Task instructions = Gather every line holding the string "utiliser".

———

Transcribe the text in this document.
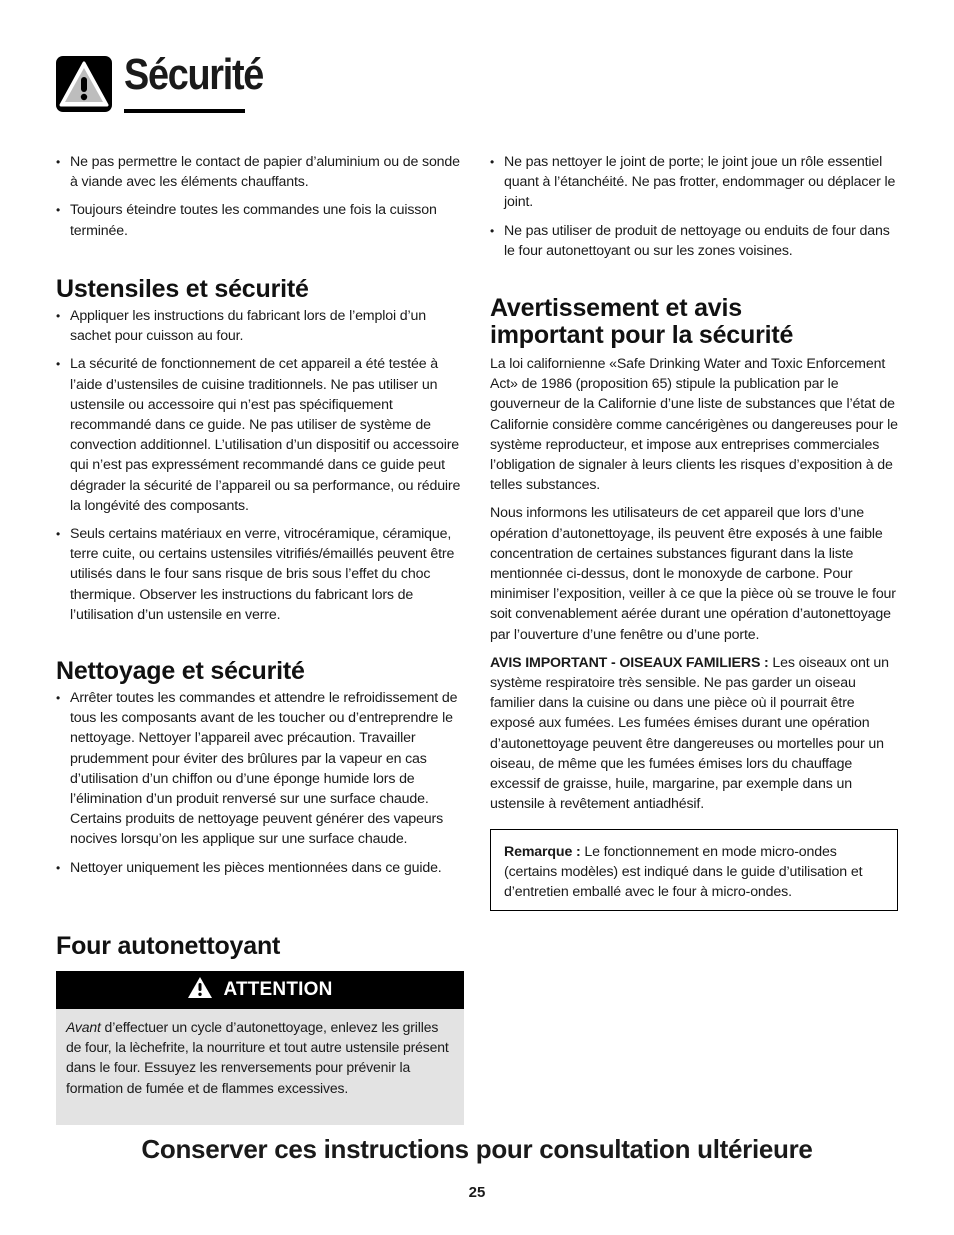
Sécurité
• Ne pas permettre le contact de papier d’aluminium ou de sonde à viande avec les éléments chauffants.
• Toujours éteindre toutes les commandes une fois la cuisson terminée.
Ustensiles et sécurité
• Appliquer les instructions du fabricant lors de l’emploi d’un sachet pour cuisson au four.
• La sécurité de fonctionnement de cet appareil a été testée à l’aide d’ustensiles de cuisine traditionnels. Ne pas utiliser un ustensile ou accessoire qui n’est pas spécifiquement recommandé dans ce guide. Ne pas utiliser de système de convection additionnel. L’utilisation d’un dispositif ou accessoire qui n’est pas expressément recommandé dans ce guide peut dégrader la sécurité de l’appareil ou sa performance, ou réduire la longévité des composants.
• Seuls certains matériaux en verre, vitrocéramique, céramique, terre cuite, ou certains ustensiles vitrifiés/émaillés peuvent être utilisés dans le four sans risque de bris sous l’effet du choc thermique. Observer les instructions du fabricant lors de l’utilisation d’un ustensile en verre.
Nettoyage et sécurité
• Arrêter toutes les commandes et attendre le refroidissement de tous les composants avant de les toucher ou d’entreprendre le nettoyage. Nettoyer l’appareil avec précaution. Travailler prudemment pour éviter des brûlures par la vapeur en cas d’utilisation d’un chiffon ou d’une éponge humide lors de l’élimination d’un produit renversé sur une surface chaude. Certains produits de nettoyage peuvent générer des vapeurs nocives lorsqu’on les applique sur une surface chaude.
• Nettoyer uniquement les pièces mentionnées dans ce guide.
Four autonettoyant
ATTENTION
Avant d’effectuer un cycle d’autonettoyage, enlevez les grilles de four, la lèchefrite, la nourriture et tout autre ustensile présent dans le four. Essuyez les renversements pour prévenir la formation de fumée et de flammes excessives.
• Ne pas nettoyer le joint de porte; le joint joue un rôle essentiel quant à l’étanchéité. Ne pas frotter, endommager ou déplacer le joint.
• Ne pas utiliser de produit de nettoyage ou enduits de four dans le four autonettoyant ou sur les zones voisines.
Avertissement et avis
important pour la sécurité

La loi californienne «Safe Drinking Water and Toxic Enforcement Act» de 1986 (proposition 65) stipule la publication par le gouverneur de la Californie d’une liste de substances que l’état de Californie considère comme cancérigènes ou dangereuses pour le système reproducteur, et impose aux entreprises commerciales l’obligation de signaler à leurs clients les risques d’exposition à de telles substances.

Nous informons les utilisateurs de cet appareil que lors d’une opération d’autonettoyage, ils peuvent être exposés à une faible concentration de certaines substances figurant dans la liste mentionnée ci-dessus, dont le monoxyde de carbone. Pour minimiser l’exposition, veiller à ce que la pièce où se trouve le four soit convenablement aérée durant une opération d’autonettoyage par l’ouverture d’une fenêtre ou d’une porte.

AVIS IMPORTANT - OISEAUX FAMILIERS : Les oiseaux ont un système respiratoire très sensible. Ne pas garder un oiseau familier dans la cuisine ou dans une pièce où il pourrait être exposé aux fumées. Les fumées émises durant une opération d’autonettoyage peuvent être dangereuses ou mortelles pour un oiseau, de même que les fumées émises lors du chauffage excessif de graisse, huile, margarine, par exemple dans un ustensile à revêtement antiadhésif.

Remarque : Le fonctionnement en mode micro-ondes (certains modèles) est indiqué dans le guide d’utilisation et d’entretien emballé avec le four à micro-ondes.
Conserver ces instructions pour consultation ultérieure
25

———

Response to this exercise =
• La sécurité de fonctionnement de cet appareil a été testée à l’aide d’ustensiles de cuisine traditionnels. Ne pas utiliser un ustensile ou accessoire qui n’est pas spécifiquement recommandé dans ce guide. Ne pas utiliser de système de convection additionnel. L’utilisation d’un dispositif ou accessoire qui n’est pas expressément recommandé dans ce guide peut dégrader la sécurité de l’appareil ou sa performance, ou réduire la longévité des composants.
• Ne pas utiliser de produit de nettoyage ou enduits de four dans le four autonettoyant ou sur les zones voisines.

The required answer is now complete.